What to do. Return all the entries exactly, keeping pictures out.

Entries.

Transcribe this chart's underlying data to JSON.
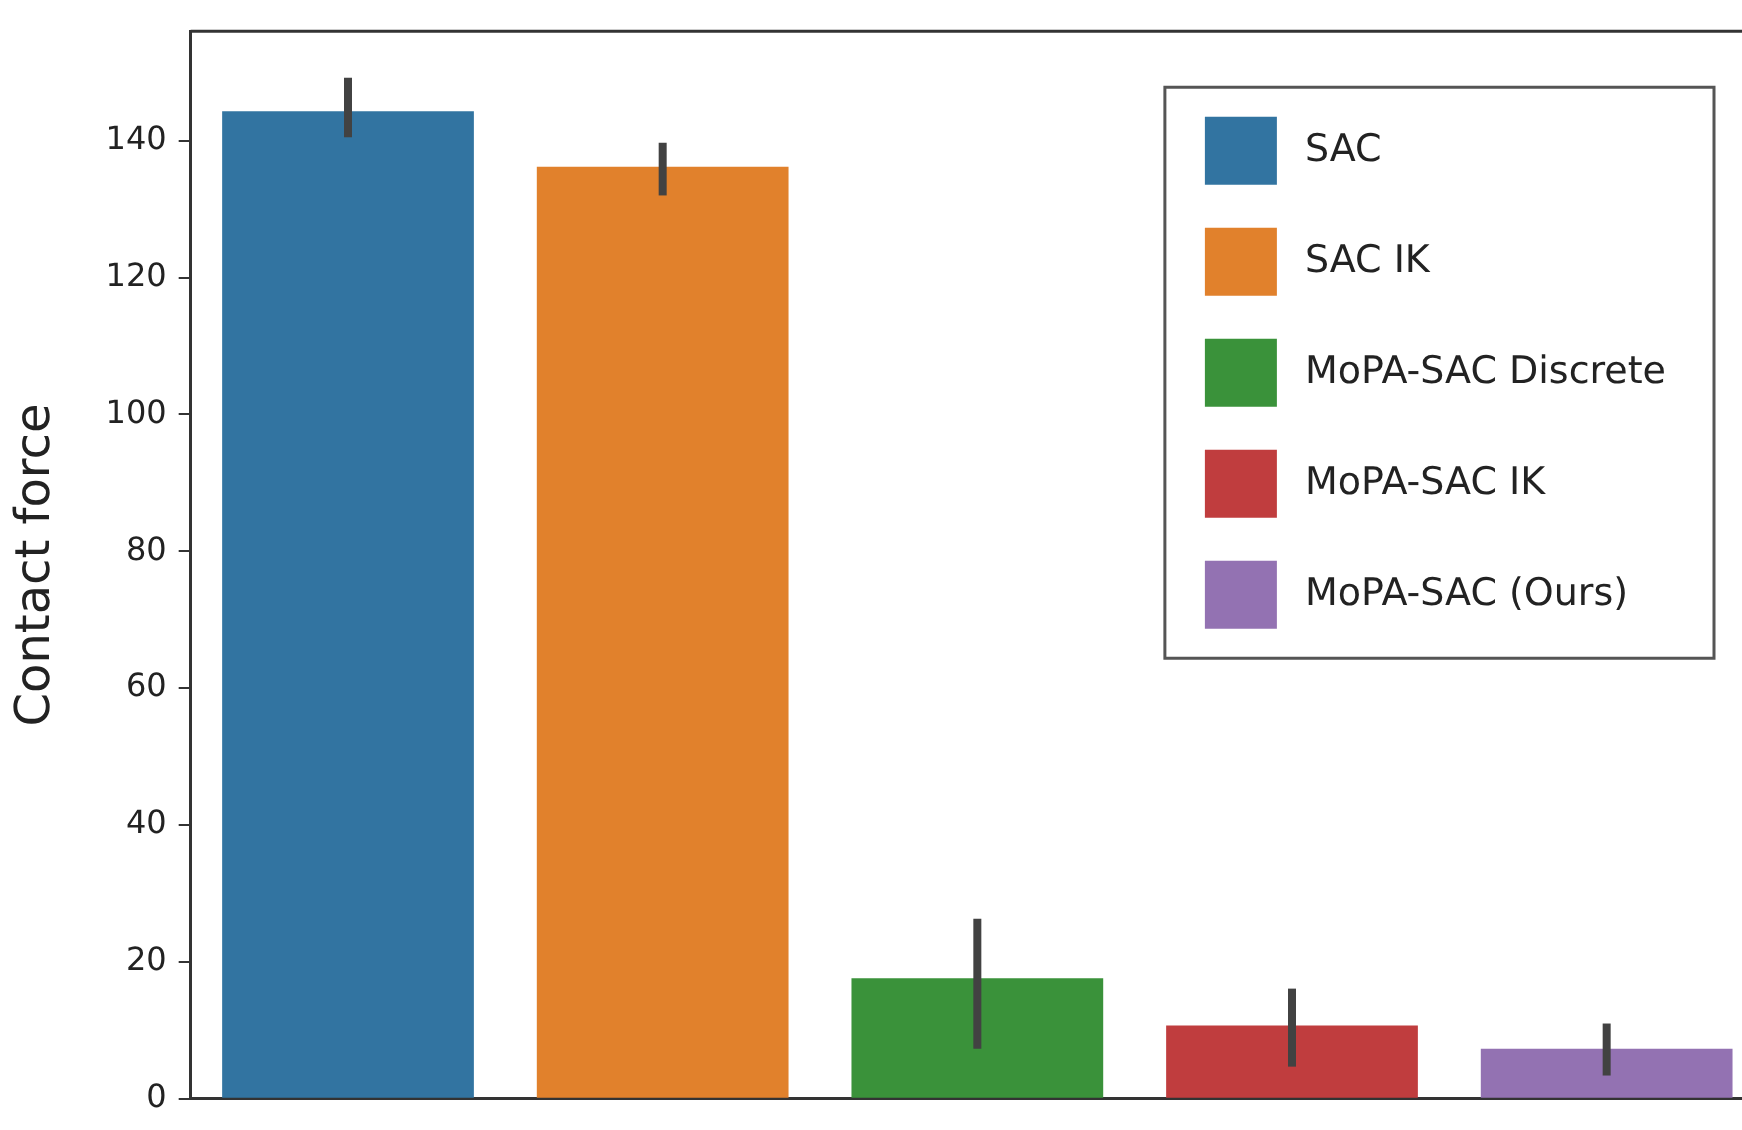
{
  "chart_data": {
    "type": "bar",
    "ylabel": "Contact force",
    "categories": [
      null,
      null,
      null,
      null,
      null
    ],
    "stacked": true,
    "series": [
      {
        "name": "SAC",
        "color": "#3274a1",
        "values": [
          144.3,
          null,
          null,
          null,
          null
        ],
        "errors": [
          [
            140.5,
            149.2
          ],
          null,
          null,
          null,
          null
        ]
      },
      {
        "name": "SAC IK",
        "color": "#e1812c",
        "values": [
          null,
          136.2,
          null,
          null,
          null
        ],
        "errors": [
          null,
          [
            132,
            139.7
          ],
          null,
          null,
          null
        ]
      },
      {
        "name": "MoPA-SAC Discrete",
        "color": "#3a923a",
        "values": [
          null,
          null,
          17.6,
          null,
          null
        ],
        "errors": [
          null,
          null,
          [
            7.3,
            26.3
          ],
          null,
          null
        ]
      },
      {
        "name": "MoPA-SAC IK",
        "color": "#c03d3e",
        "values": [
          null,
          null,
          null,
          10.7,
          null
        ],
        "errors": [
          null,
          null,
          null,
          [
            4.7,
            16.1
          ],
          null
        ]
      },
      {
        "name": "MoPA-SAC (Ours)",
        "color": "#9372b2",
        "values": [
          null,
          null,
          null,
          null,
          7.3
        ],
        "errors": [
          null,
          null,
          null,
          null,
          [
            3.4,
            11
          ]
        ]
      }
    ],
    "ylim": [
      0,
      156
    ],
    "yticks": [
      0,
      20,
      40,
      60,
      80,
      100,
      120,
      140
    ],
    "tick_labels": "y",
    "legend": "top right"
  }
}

Answer.
Transcribe this chart's underlying data to JSON.
{
  "chart_data": {
    "type": "bar",
    "ylabel": "Contact force",
    "categories": [
      null,
      null,
      null,
      null,
      null
    ],
    "stacked": true,
    "series": [
      {
        "name": "SAC",
        "color": "#3274a1",
        "values": [
          144.3,
          null,
          null,
          null,
          null
        ],
        "errors": [
          [
            140.5,
            149.2
          ],
          null,
          null,
          null,
          null
        ]
      },
      {
        "name": "SAC IK",
        "color": "#e1812c",
        "values": [
          null,
          136.2,
          null,
          null,
          null
        ],
        "errors": [
          null,
          [
            132,
            139.7
          ],
          null,
          null,
          null
        ]
      },
      {
        "name": "MoPA-SAC Discrete",
        "color": "#3a923a",
        "values": [
          null,
          null,
          17.6,
          null,
          null
        ],
        "errors": [
          null,
          null,
          [
            7.3,
            26.3
          ],
          null,
          null
        ]
      },
      {
        "name": "MoPA-SAC IK",
        "color": "#c03d3e",
        "values": [
          null,
          null,
          null,
          10.7,
          null
        ],
        "errors": [
          null,
          null,
          null,
          [
            4.7,
            16.1
          ],
          null
        ]
      },
      {
        "name": "MoPA-SAC (Ours)",
        "color": "#9372b2",
        "values": [
          null,
          null,
          null,
          null,
          7.3
        ],
        "errors": [
          null,
          null,
          null,
          null,
          [
            3.4,
            11
          ]
        ]
      }
    ],
    "ylim": [
      0,
      156
    ],
    "yticks": [
      0,
      20,
      40,
      60,
      80,
      100,
      120,
      140
    ],
    "tick_labels": "y",
    "legend": "top right"
  }
}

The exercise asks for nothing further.